TASK TO COMPLETE | Each line that holds the word "Ballot" is to be identified and copied.

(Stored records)

"""

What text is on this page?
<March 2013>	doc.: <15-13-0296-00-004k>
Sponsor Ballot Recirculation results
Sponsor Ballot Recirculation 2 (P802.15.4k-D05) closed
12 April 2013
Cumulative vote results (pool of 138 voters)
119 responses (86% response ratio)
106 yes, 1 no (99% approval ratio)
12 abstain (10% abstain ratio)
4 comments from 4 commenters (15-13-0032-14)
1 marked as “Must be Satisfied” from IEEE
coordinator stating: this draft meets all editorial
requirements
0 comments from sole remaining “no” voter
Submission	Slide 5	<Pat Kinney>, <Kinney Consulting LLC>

"""
"""

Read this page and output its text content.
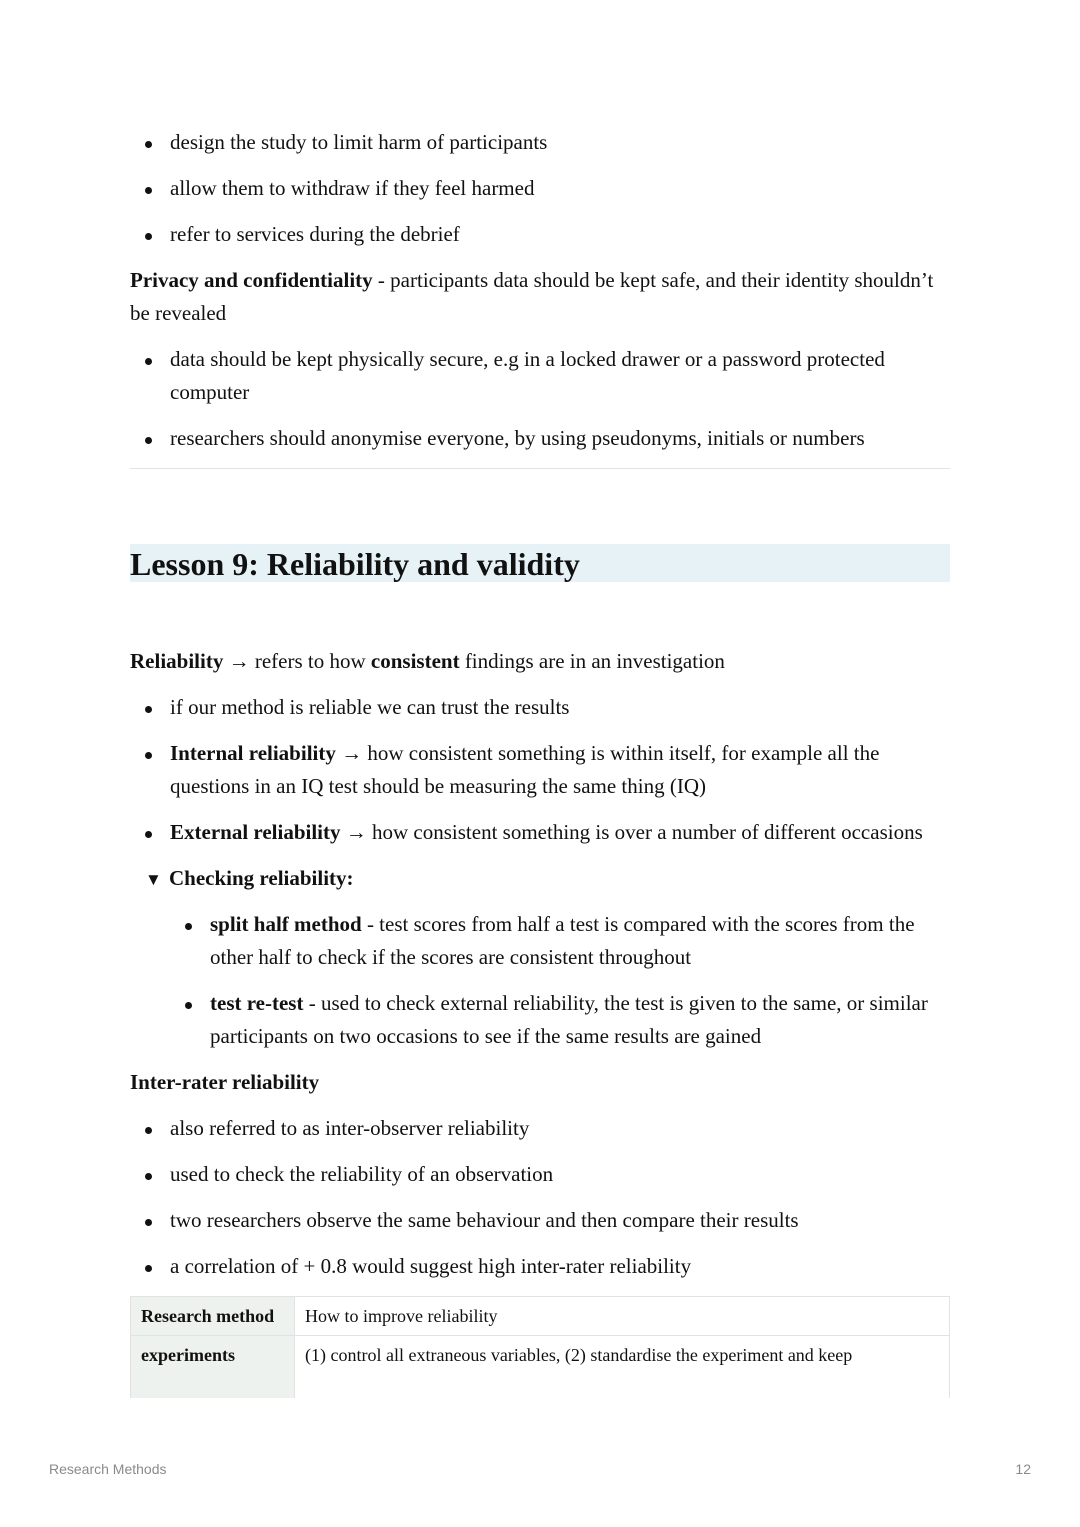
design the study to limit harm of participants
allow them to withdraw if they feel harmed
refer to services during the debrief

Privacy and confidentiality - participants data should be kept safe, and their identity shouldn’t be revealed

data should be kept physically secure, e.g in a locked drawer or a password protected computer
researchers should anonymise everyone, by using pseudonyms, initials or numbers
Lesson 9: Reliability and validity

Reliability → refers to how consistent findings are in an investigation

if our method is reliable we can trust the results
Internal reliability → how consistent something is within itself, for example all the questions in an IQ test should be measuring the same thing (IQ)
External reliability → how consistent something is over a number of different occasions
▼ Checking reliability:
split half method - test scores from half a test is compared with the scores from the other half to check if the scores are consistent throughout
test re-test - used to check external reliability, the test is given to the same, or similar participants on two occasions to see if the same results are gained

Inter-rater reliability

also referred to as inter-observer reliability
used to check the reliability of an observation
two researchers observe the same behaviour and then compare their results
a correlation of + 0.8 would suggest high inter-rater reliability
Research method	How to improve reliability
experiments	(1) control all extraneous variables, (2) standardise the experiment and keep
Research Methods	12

"""

RIGHT ANSWER |
Sponsor Ballot Recirculation results
Sponsor Ballot Recirculation 2 (P802.15.4k-D05) closed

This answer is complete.